* **SHORT EXERCISE**
Locate every line that holds the string "Департамент" and copy it.

Stored records
■ ■ ■ ■

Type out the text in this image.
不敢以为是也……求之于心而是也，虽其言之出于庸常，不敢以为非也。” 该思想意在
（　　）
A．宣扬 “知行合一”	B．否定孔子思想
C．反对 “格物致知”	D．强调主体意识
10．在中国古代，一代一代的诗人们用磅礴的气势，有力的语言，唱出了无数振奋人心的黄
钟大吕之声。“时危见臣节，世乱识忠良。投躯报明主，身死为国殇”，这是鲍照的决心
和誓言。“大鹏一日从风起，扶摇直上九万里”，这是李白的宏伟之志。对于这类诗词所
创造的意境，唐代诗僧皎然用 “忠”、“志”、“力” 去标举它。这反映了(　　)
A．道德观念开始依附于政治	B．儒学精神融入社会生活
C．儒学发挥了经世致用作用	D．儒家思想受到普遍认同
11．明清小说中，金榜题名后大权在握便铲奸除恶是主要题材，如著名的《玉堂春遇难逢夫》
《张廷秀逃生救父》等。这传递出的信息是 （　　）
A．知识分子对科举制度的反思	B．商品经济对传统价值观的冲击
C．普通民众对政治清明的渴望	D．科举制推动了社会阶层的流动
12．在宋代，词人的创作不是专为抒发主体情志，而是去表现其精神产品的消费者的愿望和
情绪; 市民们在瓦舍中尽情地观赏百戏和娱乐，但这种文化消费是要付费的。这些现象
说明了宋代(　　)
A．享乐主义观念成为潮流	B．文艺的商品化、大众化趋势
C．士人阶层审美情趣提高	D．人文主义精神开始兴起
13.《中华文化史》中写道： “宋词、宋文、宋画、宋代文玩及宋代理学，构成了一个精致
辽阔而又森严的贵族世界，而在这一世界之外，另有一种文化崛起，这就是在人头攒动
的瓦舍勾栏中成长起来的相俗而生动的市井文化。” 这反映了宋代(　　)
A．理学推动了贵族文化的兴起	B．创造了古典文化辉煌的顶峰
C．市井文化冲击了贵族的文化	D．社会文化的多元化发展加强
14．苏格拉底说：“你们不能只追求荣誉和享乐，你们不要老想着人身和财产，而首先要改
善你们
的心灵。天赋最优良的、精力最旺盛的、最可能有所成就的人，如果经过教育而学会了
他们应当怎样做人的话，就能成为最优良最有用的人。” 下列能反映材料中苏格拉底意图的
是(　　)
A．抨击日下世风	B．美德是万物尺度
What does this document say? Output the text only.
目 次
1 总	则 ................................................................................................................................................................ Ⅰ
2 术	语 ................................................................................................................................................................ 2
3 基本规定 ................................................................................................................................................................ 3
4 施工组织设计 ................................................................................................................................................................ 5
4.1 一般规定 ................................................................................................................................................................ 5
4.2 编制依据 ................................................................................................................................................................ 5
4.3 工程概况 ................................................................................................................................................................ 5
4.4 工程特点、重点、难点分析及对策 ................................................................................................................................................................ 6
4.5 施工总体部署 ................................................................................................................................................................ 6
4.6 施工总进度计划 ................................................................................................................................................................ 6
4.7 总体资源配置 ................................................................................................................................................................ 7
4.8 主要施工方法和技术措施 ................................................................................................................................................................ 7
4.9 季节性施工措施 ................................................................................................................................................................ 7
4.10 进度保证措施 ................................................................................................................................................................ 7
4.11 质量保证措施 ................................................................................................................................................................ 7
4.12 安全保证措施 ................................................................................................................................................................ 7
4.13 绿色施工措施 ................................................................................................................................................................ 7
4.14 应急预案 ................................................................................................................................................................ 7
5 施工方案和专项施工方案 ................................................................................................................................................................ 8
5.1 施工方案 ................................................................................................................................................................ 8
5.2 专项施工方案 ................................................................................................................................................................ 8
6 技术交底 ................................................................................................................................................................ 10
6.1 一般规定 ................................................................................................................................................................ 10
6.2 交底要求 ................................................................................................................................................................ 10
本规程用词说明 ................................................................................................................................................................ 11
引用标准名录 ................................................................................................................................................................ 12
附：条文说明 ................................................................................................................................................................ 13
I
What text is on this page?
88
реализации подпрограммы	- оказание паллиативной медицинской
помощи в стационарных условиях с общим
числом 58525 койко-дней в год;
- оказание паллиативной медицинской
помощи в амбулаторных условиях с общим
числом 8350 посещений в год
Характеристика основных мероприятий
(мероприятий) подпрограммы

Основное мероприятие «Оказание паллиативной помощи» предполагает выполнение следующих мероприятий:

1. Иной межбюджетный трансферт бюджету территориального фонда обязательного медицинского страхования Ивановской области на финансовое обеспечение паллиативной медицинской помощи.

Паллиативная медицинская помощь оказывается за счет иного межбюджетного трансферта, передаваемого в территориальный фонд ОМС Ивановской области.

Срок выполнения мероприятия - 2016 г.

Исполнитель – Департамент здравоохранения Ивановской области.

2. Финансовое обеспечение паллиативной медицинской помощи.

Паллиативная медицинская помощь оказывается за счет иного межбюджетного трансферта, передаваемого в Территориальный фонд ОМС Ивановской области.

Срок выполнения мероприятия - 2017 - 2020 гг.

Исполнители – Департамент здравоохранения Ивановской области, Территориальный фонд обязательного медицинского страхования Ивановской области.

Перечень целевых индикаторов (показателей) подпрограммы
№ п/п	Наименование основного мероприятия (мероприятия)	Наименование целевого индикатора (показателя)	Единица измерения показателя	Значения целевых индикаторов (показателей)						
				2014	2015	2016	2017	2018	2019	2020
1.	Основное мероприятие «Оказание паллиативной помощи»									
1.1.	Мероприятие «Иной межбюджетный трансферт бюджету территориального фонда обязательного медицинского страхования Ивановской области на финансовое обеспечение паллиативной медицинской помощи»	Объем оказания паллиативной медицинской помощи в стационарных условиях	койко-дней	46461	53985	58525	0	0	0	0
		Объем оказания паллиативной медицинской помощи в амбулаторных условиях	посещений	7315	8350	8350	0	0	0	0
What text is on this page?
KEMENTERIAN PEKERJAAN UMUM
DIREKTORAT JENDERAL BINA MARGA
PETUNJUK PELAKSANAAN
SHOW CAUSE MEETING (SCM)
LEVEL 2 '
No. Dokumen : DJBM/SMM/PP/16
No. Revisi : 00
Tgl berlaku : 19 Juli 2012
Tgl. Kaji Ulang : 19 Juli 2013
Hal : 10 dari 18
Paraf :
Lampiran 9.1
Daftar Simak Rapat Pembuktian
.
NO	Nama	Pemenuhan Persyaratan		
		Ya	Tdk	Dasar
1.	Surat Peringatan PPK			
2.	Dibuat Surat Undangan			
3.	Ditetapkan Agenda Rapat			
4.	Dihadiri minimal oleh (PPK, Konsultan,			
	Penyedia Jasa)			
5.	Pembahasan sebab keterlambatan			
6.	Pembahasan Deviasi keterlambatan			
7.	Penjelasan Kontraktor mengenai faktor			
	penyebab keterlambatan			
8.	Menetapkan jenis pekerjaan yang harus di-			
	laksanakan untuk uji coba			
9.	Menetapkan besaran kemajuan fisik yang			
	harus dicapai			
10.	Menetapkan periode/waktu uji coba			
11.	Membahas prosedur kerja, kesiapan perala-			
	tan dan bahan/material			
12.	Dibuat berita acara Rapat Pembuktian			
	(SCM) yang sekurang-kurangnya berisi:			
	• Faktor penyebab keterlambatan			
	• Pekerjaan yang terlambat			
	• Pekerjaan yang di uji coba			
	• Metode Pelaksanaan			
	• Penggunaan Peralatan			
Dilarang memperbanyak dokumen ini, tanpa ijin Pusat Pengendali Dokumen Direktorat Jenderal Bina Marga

■ ■ ■ ■

* **SOLUTION**
Исполнитель – Департамент здравоохранения Ивановской области.
Исполнители – Департамент здравоохранения Ивановской области, Территориальный фонд обязательного медицинского страхования Ивановской области.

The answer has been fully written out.